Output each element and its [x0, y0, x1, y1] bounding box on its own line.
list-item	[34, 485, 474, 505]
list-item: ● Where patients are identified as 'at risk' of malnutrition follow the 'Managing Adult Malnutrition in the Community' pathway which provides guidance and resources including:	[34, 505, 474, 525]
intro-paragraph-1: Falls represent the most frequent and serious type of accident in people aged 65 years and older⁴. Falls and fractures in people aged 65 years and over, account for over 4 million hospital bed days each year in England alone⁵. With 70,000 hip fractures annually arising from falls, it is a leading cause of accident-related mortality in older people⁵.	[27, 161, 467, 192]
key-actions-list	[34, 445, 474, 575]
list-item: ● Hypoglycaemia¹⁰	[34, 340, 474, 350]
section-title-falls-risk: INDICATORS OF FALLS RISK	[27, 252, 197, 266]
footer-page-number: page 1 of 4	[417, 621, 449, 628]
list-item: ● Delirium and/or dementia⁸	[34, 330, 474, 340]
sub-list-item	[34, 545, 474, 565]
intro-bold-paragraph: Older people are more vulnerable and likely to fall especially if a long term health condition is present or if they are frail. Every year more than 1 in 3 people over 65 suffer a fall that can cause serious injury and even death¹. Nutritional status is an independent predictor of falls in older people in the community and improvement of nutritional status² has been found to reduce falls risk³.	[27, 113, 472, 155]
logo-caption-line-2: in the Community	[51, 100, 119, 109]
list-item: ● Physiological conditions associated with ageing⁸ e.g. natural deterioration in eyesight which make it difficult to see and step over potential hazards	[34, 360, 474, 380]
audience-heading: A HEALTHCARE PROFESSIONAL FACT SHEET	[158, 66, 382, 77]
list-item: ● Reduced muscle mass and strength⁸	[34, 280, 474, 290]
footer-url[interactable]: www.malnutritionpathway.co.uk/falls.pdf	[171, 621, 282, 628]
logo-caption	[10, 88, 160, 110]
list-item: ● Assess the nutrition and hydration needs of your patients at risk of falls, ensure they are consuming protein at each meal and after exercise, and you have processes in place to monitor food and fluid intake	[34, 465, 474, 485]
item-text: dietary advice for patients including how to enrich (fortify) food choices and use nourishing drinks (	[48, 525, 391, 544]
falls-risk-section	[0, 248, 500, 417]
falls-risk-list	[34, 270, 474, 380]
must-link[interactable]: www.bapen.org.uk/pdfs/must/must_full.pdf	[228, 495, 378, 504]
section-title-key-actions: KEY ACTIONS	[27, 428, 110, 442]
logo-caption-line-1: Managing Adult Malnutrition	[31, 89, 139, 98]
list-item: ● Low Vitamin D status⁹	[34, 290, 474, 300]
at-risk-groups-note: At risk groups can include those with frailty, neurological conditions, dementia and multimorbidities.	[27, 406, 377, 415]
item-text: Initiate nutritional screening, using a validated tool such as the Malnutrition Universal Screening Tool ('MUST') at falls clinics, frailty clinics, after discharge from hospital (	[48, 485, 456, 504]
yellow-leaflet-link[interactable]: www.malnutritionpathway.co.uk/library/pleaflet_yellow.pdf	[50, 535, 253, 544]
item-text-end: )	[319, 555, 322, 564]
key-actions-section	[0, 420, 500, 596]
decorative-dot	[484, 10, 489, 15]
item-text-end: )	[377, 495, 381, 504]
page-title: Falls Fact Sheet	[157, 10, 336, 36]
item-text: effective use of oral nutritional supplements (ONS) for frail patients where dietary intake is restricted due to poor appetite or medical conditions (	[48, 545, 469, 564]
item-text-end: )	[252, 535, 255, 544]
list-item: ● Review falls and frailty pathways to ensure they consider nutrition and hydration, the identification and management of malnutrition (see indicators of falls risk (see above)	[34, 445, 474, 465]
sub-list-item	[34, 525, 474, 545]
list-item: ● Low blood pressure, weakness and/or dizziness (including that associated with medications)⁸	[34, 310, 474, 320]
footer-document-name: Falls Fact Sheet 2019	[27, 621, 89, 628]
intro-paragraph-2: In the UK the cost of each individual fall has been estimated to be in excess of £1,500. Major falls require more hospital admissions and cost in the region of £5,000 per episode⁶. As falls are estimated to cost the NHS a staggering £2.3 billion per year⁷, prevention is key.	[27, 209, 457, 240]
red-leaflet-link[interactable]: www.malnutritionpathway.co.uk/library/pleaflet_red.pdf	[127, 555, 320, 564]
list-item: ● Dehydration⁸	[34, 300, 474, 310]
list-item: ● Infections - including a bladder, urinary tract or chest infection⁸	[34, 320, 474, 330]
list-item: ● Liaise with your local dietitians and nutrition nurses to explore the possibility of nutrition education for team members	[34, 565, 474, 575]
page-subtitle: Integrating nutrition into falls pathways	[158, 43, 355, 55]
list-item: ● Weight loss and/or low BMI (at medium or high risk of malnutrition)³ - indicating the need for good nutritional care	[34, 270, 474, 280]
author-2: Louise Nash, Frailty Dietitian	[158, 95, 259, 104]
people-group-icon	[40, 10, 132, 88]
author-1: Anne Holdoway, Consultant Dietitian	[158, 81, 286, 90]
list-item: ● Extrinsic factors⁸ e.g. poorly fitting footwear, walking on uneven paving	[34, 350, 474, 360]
==*==
→ **Task details**: The whole listing above is to be transcribed exactly, line for line.

→ **Answer for this exercise**:
Output each element and its [x0, y0, x1, y1] bounding box on its own line.
list-item	[34, 485, 474, 505]
list-item: ● Where patients are identified as 'at risk' of malnutrition follow the 'Managing Adult Malnutrition in the Community' pathway which provides guidance and resources including:	[34, 505, 474, 525]
intro-paragraph-1: Falls represent the most frequent and serious type of accident in people aged 65 years and older⁴. Falls and fractures in people aged 65 years and over, account for over 4 million hospital bed days each year in England alone⁵. With 70,000 hip fractures annually arising from falls, it is a leading cause of accident-related mortality in older people⁵.	[27, 161, 467, 192]
key-actions-list	[34, 445, 474, 575]
list-item: ● Hypoglycaemia¹⁰	[34, 340, 474, 350]
section-title-falls-risk: INDICATORS OF FALLS RISK	[27, 252, 197, 266]
footer-page-number: page 1 of 4	[417, 621, 449, 628]
list-item: ● Delirium and/or dementia⁸	[34, 330, 474, 340]
sub-list-item	[34, 545, 474, 565]
intro-bold-paragraph: Older people are more vulnerable and likely to fall especially if a long term health condition is present or if they are frail. Every year more than 1 in 3 people over 65 suffer a fall that can cause serious injury and even death¹. Nutritional status is an independent predictor of falls in older people in the community and improvement of nutritional status² has been found to reduce falls risk³.	[27, 113, 472, 155]
logo-caption-line-2: in the Community	[51, 100, 119, 109]
list-item: ● Physiological conditions associated with ageing⁸ e.g. natural deterioration in eyesight which make it difficult to see and step over potential hazards	[34, 360, 474, 380]
audience-heading: A HEALTHCARE PROFESSIONAL FACT SHEET	[158, 66, 382, 77]
list-item: ● Reduced muscle mass and strength⁸	[34, 280, 474, 290]
footer-url[interactable]: www.malnutritionpathway.co.uk/falls.pdf	[171, 621, 282, 628]
logo-caption	[10, 88, 160, 110]
list-item: ● Assess the nutrition and hydration needs of your patients at risk of falls, ensure they are consuming protein at each meal and after exercise, and you have processes in place to monitor food and fluid intake	[34, 465, 474, 485]
item-text: dietary advice for patients including how to enrich (fortify) food choices and use nourishing drinks (	[48, 525, 391, 544]
falls-risk-section	[0, 248, 500, 417]
falls-risk-list	[34, 270, 474, 380]
must-link[interactable]: www.bapen.org.uk/pdfs/must/must_full.pdf	[228, 495, 378, 504]
section-title-key-actions: KEY ACTIONS	[27, 428, 110, 442]
logo-caption-line-1: Managing Adult Malnutrition	[31, 89, 139, 98]
list-item: ● Low Vitamin D status⁹	[34, 290, 474, 300]
at-risk-groups-note: At risk groups can include those with frailty, neurological conditions, dementia and multimorbidities.	[27, 406, 377, 415]
item-text: Initiate nutritional screening, using a validated tool such as the Malnutrition Universal Screening Tool ('MUST') at falls clinics, frailty clinics, after discharge from hospital (	[48, 485, 456, 504]
yellow-leaflet-link[interactable]: www.malnutritionpathway.co.uk/library/pleaflet_yellow.pdf	[50, 535, 253, 544]
item-text-end: )	[319, 555, 322, 564]
key-actions-section	[0, 420, 500, 596]
decorative-dot	[484, 10, 489, 15]
item-text-end: )	[377, 495, 381, 504]
page-title: Falls Fact Sheet	[157, 10, 336, 36]
item-text: effective use of oral nutritional supplements (ONS) for frail patients where dietary intake is restricted due to poor appetite or medical conditions (	[48, 545, 469, 564]
item-text-end: )	[252, 535, 255, 544]
list-item: ● Review falls and frailty pathways to ensure they consider nutrition and hydration, the identification and management of malnutrition (see indicators of falls risk (see above)	[34, 445, 474, 465]
sub-list-item	[34, 525, 474, 545]
list-item: ● Low blood pressure, weakness and/or dizziness (including that associated with medications)⁸	[34, 310, 474, 320]
footer-document-name: Falls Fact Sheet 2019	[27, 621, 89, 628]
intro-paragraph-2: In the UK the cost of each individual fall has been estimated to be in excess of £1,500. Major falls require more hospital admissions and cost in the region of £5,000 per episode⁶. As falls are estimated to cost the NHS a staggering £2.3 billion per year⁷, prevention is key.	[27, 209, 457, 240]
red-leaflet-link[interactable]: www.malnutritionpathway.co.uk/library/pleaflet_red.pdf	[127, 555, 320, 564]
list-item: ● Dehydration⁸	[34, 300, 474, 310]
list-item: ● Infections - including a bladder, urinary tract or chest infection⁸	[34, 320, 474, 330]
list-item: ● Liaise with your local dietitians and nutrition nurses to explore the possibility of nutrition education for team members	[34, 565, 474, 575]
page-subtitle: Integrating nutrition into falls pathways	[158, 43, 355, 55]
list-item: ● Weight loss and/or low BMI (at medium or high risk of malnutrition)³ - indicating the need for good nutritional care	[34, 270, 474, 280]
author-2: Louise Nash, Frailty Dietitian	[158, 95, 259, 104]
people-group-icon	[40, 10, 132, 88]
author-1: Anne Holdoway, Consultant Dietitian	[158, 81, 286, 90]
list-item: ● Extrinsic factors⁸ e.g. poorly fitting footwear, walking on uneven paving	[34, 350, 474, 360]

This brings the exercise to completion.